EXERCISE GOAL
Locate each line in the records containing "granted". Copy it.

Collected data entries
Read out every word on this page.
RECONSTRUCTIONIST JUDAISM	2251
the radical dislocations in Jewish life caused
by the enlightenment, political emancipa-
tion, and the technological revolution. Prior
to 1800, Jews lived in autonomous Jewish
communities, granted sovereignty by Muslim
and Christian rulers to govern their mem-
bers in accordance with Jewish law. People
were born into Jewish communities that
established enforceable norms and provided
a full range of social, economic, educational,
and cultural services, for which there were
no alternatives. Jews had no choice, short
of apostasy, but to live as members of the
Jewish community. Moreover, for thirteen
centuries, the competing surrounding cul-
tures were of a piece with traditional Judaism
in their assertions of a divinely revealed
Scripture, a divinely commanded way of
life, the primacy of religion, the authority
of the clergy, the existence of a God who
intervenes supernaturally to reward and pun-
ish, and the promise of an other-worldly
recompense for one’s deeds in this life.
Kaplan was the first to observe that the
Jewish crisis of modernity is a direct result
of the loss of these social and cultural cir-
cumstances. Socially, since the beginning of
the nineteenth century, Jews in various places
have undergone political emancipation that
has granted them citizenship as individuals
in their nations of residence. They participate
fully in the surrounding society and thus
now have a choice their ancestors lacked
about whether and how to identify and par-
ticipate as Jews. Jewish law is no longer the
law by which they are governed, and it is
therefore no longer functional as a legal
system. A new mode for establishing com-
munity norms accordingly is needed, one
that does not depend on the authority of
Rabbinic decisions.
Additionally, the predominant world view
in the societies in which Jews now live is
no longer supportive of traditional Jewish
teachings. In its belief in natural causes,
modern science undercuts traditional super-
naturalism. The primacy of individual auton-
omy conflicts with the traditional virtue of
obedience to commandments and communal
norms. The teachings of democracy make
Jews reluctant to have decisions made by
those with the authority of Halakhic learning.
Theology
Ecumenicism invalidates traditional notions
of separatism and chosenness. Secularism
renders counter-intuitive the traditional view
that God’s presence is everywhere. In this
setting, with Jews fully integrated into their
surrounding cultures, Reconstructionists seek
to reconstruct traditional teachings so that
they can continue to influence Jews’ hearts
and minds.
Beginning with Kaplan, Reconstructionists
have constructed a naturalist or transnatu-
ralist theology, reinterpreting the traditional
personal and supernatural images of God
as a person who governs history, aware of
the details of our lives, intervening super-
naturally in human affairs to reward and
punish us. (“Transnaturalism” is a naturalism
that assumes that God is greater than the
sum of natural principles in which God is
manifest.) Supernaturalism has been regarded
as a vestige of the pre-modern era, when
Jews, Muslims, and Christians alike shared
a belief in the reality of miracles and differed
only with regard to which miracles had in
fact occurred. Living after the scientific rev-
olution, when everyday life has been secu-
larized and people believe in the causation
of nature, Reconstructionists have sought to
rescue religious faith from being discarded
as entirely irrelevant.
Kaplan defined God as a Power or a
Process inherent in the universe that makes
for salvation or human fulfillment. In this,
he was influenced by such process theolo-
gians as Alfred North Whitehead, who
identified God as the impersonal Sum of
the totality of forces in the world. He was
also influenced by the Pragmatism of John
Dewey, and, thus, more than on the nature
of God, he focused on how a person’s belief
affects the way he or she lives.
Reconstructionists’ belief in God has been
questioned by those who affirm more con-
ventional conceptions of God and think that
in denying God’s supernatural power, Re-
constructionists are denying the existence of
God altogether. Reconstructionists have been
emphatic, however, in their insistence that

FINAL ANSWER
communities, granted sovereignty by Muslim
has granted them citizenship as individuals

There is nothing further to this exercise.